*THE PROBLEM:* Revise the entries below so that every occurrence of "svg-text" becomes "text-label", leaving all other text unchanged.

*MATERIAL SHOWN:*
^^^^^^^^
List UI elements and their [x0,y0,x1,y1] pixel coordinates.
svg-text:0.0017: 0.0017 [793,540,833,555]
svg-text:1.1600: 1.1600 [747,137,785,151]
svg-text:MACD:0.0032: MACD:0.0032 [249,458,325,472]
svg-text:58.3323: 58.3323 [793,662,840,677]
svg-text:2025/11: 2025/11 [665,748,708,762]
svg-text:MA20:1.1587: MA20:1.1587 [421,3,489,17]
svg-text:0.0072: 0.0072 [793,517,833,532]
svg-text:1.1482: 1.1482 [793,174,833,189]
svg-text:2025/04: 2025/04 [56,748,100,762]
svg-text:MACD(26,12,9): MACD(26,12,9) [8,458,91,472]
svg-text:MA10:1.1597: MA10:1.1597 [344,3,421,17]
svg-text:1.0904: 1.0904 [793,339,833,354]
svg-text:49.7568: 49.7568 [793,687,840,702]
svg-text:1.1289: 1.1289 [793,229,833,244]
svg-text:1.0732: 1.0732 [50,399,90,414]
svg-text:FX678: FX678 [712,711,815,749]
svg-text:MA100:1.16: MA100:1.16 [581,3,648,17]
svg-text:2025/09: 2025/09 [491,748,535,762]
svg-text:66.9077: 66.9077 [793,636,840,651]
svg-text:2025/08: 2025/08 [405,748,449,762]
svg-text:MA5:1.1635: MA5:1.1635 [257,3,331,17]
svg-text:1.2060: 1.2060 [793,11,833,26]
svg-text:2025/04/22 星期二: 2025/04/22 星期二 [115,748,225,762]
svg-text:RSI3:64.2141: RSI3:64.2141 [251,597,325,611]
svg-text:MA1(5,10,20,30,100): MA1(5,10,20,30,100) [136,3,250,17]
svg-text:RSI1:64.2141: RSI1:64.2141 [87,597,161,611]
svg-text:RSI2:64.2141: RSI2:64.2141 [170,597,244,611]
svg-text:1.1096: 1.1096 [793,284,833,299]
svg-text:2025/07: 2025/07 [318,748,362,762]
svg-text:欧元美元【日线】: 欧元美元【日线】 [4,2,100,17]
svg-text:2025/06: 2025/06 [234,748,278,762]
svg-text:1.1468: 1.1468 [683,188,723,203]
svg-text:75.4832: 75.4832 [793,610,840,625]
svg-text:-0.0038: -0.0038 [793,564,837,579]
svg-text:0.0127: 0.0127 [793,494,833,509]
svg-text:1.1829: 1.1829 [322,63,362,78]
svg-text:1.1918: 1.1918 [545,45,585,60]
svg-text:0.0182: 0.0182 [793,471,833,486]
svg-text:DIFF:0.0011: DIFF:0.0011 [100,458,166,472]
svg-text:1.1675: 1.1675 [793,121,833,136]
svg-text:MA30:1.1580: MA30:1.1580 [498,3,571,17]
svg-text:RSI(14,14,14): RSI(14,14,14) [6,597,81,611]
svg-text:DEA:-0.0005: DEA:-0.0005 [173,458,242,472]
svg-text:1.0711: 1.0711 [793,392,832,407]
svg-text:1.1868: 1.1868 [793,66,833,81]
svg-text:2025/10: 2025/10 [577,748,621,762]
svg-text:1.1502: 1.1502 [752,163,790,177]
^^^^^^^^
*ANSWER TO THE PROBLEM:*
List UI elements and their [x0,y0,x1,y1] pixel coordinates.
text-label:0.0017: 0.0017 [793,540,833,555]
text-label:1.1600: 1.1600 [747,137,785,151]
text-label:MACD:0.0032: MACD:0.0032 [249,458,325,472]
text-label:58.3323: 58.3323 [793,662,840,677]
text-label:2025/11: 2025/11 [665,748,708,762]
text-label:MA20:1.1587: MA20:1.1587 [421,3,489,17]
text-label:0.0072: 0.0072 [793,517,833,532]
text-label:1.1482: 1.1482 [793,174,833,189]
text-label:2025/04: 2025/04 [56,748,100,762]
text-label:MACD(26,12,9): MACD(26,12,9) [8,458,91,472]
text-label:MA10:1.1597: MA10:1.1597 [344,3,421,17]
text-label:1.0904: 1.0904 [793,339,833,354]
text-label:49.7568: 49.7568 [793,687,840,702]
text-label:1.1289: 1.1289 [793,229,833,244]
text-label:1.0732: 1.0732 [50,399,90,414]
text-label:FX678: FX678 [712,711,815,749]
text-label:MA100:1.16: MA100:1.16 [581,3,648,17]
text-label:2025/09: 2025/09 [491,748,535,762]
text-label:66.9077: 66.9077 [793,636,840,651]
text-label:2025/08: 2025/08 [405,748,449,762]
text-label:MA5:1.1635: MA5:1.1635 [257,3,331,17]
text-label:1.2060: 1.2060 [793,11,833,26]
text-label:2025/04/22 星期二: 2025/04/22 星期二 [115,748,225,762]
text-label:RSI3:64.2141: RSI3:64.2141 [251,597,325,611]
text-label:MA1(5,10,20,30,100): MA1(5,10,20,30,100) [136,3,250,17]
text-label:RSI1:64.2141: RSI1:64.2141 [87,597,161,611]
text-label:RSI2:64.2141: RSI2:64.2141 [170,597,244,611]
text-label:1.1096: 1.1096 [793,284,833,299]
text-label:2025/07: 2025/07 [318,748,362,762]
text-label:欧元美元【日线】: 欧元美元【日线】 [4,2,100,17]
text-label:2025/06: 2025/06 [234,748,278,762]
text-label:1.1468: 1.1468 [683,188,723,203]
text-label:75.4832: 75.4832 [793,610,840,625]
text-label:-0.0038: -0.0038 [793,564,837,579]
text-label:0.0127: 0.0127 [793,494,833,509]
text-label:1.1829: 1.1829 [322,63,362,78]
text-label:1.1918: 1.1918 [545,45,585,60]
text-label:0.0182: 0.0182 [793,471,833,486]
text-label:DIFF:0.0011: DIFF:0.0011 [100,458,166,472]
text-label:1.1675: 1.1675 [793,121,833,136]
text-label:MA30:1.1580: MA30:1.1580 [498,3,571,17]
text-label:RSI(14,14,14): RSI(14,14,14) [6,597,81,611]
text-label:DEA:-0.0005: DEA:-0.0005 [173,458,242,472]
text-label:1.0711: 1.0711 [793,392,832,407]
text-label:1.1868: 1.1868 [793,66,833,81]
text-label:2025/10: 2025/10 [577,748,621,762]
text-label:1.1502: 1.1502 [752,163,790,177]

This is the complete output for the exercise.